Figure record extracts
--- BEGIN ---

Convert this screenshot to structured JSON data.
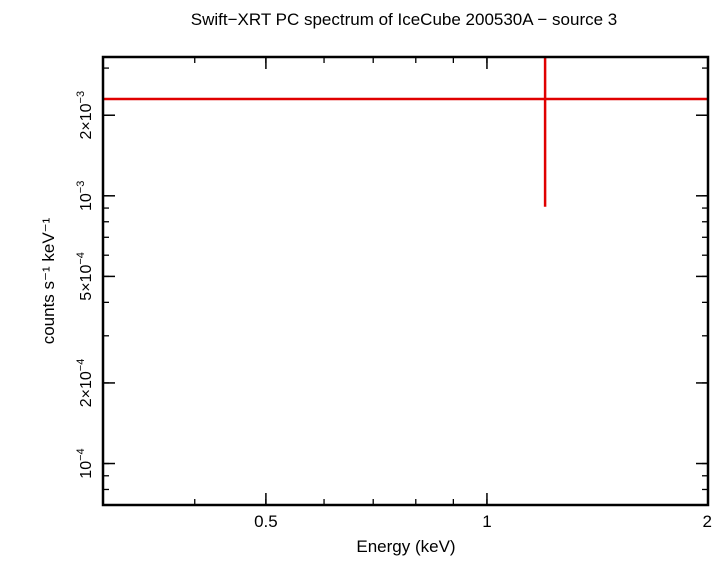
{
  "chart_data": {
    "type": "scatter",
    "title": "Swift−XRT PC spectrum of IceCube 200530A − source 3",
    "xlabel": "Energy (keV)",
    "ylabel": "counts s⁻¹ keV⁻¹",
    "x_scale": "log",
    "y_scale": "log",
    "xlim": [
      0.3,
      2.0
    ],
    "ylim": [
      7e-05,
      0.0033
    ],
    "grid": false,
    "x_ticks": [
      {
        "value": 0.5,
        "label": "0.5"
      },
      {
        "value": 1,
        "label": "1"
      },
      {
        "value": 2,
        "label": "2"
      }
    ],
    "y_ticks": [
      {
        "value": 0.0001,
        "label_base": "10",
        "label_exp": "−4",
        "label_prefix": ""
      },
      {
        "value": 0.0002,
        "label_base": "10",
        "label_exp": "−4",
        "label_prefix": "2×"
      },
      {
        "value": 0.0005,
        "label_base": "10",
        "label_exp": "−4",
        "label_prefix": "5×"
      },
      {
        "value": 0.001,
        "label_base": "10",
        "label_exp": "−3",
        "label_prefix": ""
      },
      {
        "value": 0.002,
        "label_base": "10",
        "label_exp": "−3",
        "label_prefix": "2×"
      }
    ],
    "series": [
      {
        "color": "#e00000",
        "points": [
          {
            "x": 1.2,
            "x_low": 0.3,
            "x_high": 2.0,
            "y": 0.0023,
            "y_low": 0.00091,
            "y_high": 0.0033
          }
        ]
      }
    ]
  }
}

--- END ---

EXERCISE AIM
Repeat all of the data above word for word, minus the pictures.

COMPLETED TASK
Convert this screenshot to structured JSON data.
{
  "chart_data": {
    "type": "scatter",
    "title": "Swift−XRT PC spectrum of IceCube 200530A − source 3",
    "xlabel": "Energy (keV)",
    "ylabel": "counts s⁻¹ keV⁻¹",
    "x_scale": "log",
    "y_scale": "log",
    "xlim": [
      0.3,
      2.0
    ],
    "ylim": [
      7e-05,
      0.0033
    ],
    "grid": false,
    "x_ticks": [
      {
        "value": 0.5,
        "label": "0.5"
      },
      {
        "value": 1,
        "label": "1"
      },
      {
        "value": 2,
        "label": "2"
      }
    ],
    "y_ticks": [
      {
        "value": 0.0001,
        "label_base": "10",
        "label_exp": "−4",
        "label_prefix": ""
      },
      {
        "value": 0.0002,
        "label_base": "10",
        "label_exp": "−4",
        "label_prefix": "2×"
      },
      {
        "value": 0.0005,
        "label_base": "10",
        "label_exp": "−4",
        "label_prefix": "5×"
      },
      {
        "value": 0.001,
        "label_base": "10",
        "label_exp": "−3",
        "label_prefix": ""
      },
      {
        "value": 0.002,
        "label_base": "10",
        "label_exp": "−3",
        "label_prefix": "2×"
      }
    ],
    "series": [
      {
        "color": "#e00000",
        "points": [
          {
            "x": 1.2,
            "x_low": 0.3,
            "x_high": 2.0,
            "y": 0.0023,
            "y_low": 0.00091,
            "y_high": 0.0033
          }
        ]
      }
    ]
  }
}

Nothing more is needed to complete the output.